▸ **Dataset rows**
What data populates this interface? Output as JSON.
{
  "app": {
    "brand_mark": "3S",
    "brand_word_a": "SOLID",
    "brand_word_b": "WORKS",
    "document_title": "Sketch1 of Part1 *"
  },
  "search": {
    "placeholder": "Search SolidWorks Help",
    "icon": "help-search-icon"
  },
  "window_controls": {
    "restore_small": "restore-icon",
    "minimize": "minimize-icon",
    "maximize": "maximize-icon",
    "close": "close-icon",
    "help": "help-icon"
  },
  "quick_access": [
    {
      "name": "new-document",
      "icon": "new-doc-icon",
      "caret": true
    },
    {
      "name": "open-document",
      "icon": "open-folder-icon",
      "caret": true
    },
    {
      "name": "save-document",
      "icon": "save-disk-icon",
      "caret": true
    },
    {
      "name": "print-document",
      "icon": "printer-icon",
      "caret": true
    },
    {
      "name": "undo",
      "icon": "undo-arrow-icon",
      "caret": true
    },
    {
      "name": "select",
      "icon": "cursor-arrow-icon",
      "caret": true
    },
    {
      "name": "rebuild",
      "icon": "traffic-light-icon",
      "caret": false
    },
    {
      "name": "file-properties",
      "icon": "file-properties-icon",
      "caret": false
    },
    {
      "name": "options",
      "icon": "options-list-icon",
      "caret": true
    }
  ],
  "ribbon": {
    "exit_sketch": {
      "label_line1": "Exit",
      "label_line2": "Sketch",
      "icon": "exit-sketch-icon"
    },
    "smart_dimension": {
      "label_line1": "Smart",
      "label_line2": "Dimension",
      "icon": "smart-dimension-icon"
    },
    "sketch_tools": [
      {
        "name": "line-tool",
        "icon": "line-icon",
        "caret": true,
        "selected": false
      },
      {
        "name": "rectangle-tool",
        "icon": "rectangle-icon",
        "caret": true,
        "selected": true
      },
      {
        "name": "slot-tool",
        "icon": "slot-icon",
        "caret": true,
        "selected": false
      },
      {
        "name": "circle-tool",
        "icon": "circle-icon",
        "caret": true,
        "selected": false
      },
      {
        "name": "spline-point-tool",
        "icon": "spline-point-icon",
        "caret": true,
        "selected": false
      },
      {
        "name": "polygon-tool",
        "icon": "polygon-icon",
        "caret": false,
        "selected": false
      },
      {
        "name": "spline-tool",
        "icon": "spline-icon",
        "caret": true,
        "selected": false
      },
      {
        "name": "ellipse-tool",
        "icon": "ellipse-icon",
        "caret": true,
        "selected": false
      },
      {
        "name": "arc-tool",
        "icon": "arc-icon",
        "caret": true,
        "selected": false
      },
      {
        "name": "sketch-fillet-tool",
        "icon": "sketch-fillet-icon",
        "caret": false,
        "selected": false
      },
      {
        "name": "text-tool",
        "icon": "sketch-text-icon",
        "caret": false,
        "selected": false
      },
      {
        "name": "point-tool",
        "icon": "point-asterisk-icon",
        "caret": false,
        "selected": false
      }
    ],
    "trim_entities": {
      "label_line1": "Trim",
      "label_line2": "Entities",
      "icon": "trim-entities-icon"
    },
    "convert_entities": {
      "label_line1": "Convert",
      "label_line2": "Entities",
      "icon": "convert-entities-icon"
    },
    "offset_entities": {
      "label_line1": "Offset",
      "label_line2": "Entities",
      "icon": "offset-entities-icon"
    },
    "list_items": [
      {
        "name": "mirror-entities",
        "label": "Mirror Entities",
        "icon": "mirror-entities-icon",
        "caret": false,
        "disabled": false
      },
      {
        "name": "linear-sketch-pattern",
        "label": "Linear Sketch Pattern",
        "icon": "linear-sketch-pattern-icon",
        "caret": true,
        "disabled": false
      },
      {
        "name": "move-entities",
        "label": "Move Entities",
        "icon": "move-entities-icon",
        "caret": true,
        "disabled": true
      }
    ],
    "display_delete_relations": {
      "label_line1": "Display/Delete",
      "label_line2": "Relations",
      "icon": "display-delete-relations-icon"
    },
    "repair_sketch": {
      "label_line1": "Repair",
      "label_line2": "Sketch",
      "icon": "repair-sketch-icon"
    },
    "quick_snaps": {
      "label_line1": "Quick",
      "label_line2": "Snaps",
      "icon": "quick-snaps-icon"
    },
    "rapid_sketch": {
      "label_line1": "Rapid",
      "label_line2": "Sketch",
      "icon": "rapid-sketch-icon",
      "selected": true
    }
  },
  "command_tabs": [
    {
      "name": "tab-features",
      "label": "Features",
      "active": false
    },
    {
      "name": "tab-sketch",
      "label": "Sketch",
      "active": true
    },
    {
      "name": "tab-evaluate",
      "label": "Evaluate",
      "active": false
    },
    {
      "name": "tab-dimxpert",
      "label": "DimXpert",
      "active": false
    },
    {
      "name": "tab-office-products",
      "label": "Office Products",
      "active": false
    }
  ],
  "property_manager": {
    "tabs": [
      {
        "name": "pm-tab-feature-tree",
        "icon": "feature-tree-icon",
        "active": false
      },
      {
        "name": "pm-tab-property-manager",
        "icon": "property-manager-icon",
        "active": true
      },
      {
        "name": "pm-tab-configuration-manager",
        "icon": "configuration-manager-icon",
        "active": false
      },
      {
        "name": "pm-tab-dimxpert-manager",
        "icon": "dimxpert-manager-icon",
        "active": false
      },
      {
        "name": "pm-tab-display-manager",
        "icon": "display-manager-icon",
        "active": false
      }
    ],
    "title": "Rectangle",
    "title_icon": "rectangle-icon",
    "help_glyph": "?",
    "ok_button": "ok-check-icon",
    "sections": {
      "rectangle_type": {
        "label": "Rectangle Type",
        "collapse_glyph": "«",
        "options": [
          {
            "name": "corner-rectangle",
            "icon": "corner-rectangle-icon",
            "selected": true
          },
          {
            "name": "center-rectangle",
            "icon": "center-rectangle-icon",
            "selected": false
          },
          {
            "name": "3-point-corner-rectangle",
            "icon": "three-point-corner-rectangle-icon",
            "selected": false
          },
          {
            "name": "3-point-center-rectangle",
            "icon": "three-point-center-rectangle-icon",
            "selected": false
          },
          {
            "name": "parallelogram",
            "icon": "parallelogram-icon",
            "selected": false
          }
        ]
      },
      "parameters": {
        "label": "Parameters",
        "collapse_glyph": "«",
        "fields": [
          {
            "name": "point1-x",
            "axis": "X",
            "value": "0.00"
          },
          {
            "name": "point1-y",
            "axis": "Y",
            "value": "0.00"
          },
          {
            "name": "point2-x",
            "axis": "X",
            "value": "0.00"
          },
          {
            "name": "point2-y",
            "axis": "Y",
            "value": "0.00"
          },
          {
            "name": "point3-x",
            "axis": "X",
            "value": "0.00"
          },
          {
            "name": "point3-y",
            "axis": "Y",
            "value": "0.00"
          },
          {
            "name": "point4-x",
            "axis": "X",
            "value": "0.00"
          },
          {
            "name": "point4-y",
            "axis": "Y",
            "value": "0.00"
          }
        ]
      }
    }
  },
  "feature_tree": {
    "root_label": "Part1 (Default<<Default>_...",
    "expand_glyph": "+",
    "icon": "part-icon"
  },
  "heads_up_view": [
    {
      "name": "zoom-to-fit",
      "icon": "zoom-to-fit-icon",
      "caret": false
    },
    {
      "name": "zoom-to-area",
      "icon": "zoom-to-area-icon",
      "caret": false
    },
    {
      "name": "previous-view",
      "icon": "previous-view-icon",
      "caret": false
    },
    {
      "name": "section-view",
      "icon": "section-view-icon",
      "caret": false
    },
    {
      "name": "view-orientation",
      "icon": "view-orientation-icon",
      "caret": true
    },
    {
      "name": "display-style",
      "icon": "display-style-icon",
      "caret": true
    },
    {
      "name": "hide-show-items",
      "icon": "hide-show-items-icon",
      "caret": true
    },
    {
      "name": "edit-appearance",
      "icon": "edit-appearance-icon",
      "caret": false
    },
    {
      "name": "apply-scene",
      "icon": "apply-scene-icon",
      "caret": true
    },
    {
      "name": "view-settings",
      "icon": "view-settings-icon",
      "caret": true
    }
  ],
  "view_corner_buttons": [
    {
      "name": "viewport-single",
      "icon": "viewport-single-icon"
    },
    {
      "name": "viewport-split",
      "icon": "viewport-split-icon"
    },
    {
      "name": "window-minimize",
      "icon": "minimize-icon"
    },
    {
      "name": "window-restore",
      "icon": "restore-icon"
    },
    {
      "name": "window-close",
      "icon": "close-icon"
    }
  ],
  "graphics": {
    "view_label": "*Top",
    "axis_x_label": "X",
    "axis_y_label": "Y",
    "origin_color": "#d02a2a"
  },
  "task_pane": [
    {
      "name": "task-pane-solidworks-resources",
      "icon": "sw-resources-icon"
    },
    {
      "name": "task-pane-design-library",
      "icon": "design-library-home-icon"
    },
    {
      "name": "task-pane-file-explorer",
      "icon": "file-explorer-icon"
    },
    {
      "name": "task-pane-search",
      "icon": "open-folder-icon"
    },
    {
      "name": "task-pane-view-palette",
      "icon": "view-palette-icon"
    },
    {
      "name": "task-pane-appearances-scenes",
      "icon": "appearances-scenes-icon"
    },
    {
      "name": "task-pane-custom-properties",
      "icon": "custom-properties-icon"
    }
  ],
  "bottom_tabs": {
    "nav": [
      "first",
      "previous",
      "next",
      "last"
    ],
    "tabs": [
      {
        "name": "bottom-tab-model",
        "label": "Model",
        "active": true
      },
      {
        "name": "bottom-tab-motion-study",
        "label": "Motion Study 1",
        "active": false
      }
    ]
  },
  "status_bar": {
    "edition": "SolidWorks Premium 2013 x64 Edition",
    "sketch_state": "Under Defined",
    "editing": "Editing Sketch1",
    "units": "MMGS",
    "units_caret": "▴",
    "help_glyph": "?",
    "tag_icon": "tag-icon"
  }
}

▸ **What needs to be done**
Make a list of all lines in the data that contain "resources".

▸ **Result of this exercise**
      "name": "task-pane-solidworks-resources",
      "icon": "sw-resources-icon"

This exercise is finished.